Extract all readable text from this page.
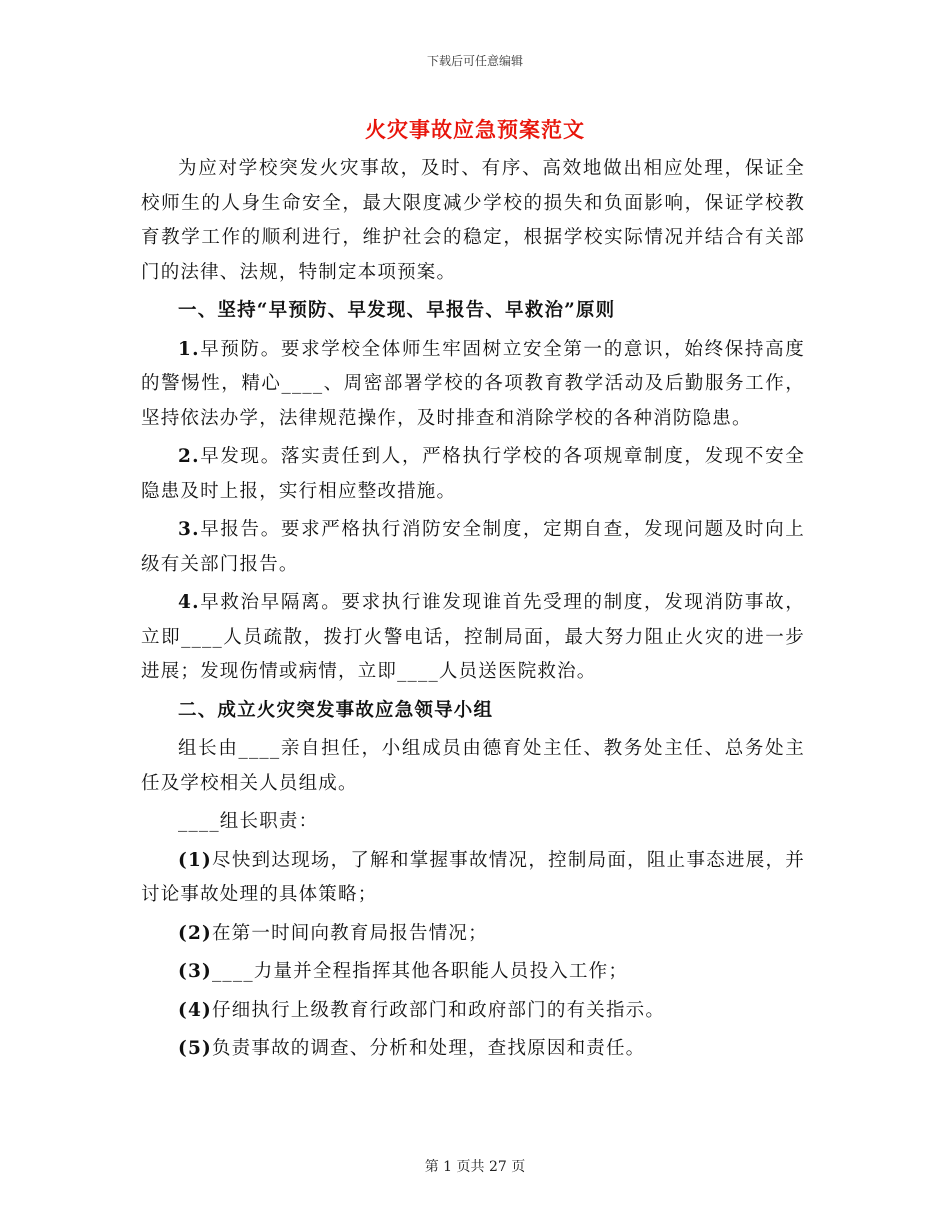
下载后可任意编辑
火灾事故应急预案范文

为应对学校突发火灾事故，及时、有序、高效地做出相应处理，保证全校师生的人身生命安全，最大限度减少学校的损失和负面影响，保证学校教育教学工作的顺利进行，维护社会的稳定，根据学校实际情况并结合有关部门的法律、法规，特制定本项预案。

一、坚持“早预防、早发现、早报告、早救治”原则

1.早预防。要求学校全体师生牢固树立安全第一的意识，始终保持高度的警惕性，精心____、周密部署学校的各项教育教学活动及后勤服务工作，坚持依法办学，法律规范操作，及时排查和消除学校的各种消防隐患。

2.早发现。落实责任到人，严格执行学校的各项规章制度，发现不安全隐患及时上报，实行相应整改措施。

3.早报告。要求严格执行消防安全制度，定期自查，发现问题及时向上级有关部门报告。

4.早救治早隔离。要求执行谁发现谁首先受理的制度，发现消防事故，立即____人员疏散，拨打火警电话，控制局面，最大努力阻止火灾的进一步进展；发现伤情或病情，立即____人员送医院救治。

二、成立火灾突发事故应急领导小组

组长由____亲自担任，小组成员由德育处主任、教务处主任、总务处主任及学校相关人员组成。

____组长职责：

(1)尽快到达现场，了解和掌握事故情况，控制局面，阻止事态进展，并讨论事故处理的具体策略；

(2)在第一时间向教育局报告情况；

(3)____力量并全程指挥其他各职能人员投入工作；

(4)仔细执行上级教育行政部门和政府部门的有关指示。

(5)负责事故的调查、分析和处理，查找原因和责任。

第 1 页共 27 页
---
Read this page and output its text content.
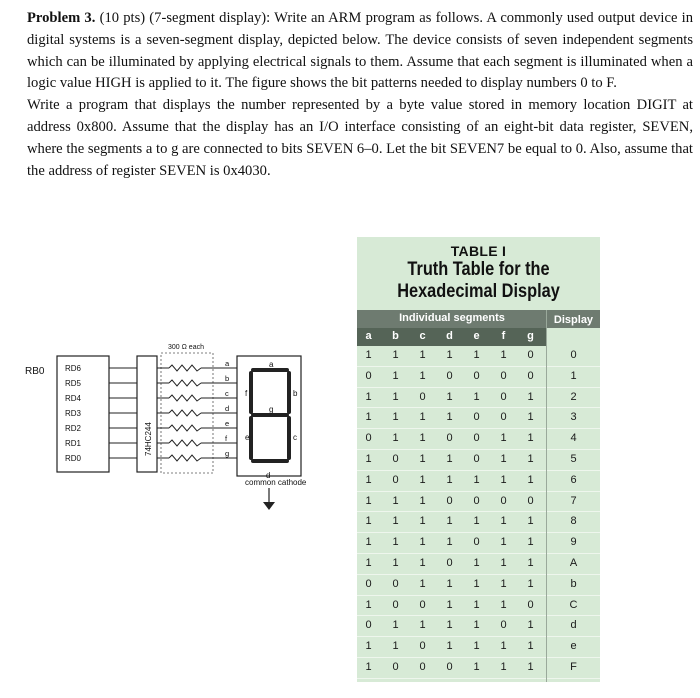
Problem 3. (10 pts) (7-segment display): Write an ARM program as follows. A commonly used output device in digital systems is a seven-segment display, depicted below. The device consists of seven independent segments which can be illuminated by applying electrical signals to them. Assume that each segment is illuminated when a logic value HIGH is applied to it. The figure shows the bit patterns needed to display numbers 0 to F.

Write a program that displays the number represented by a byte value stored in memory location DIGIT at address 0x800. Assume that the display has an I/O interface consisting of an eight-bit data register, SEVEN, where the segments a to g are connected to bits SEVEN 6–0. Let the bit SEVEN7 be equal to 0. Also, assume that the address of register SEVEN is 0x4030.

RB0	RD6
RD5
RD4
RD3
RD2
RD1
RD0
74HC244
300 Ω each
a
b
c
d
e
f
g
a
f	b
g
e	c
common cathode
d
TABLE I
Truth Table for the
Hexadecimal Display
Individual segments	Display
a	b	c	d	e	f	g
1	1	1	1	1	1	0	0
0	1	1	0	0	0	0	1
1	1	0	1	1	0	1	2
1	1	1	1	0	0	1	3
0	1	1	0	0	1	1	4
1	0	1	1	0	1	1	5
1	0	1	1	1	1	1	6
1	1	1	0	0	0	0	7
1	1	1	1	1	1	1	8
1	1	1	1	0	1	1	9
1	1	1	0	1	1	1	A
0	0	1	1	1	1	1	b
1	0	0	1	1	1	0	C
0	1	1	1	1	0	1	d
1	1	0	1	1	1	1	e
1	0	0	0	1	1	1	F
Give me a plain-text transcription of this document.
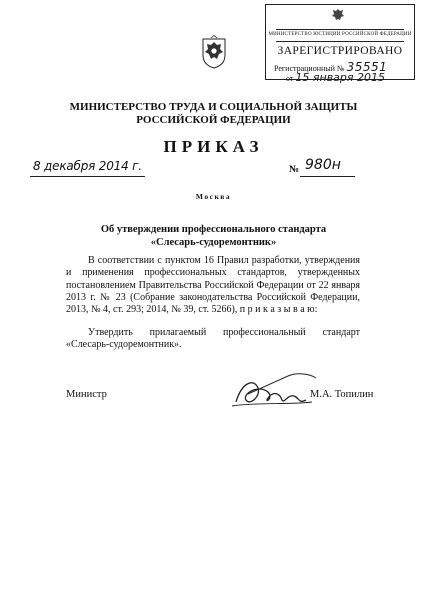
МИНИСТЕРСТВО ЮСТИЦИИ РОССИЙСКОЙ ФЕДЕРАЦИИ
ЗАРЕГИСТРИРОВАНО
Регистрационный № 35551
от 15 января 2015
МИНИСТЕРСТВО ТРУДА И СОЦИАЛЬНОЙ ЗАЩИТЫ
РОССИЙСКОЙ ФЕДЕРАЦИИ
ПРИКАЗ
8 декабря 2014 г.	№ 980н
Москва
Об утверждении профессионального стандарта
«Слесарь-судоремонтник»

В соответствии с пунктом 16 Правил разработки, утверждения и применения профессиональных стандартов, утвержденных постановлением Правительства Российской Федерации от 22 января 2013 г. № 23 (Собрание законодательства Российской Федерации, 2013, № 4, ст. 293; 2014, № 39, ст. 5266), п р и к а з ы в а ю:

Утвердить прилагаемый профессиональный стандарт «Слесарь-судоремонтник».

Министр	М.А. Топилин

**Problem statement**. Report how many lines in the entries hold the string "each". Nothing but the number is wanted.

**Written response**. 2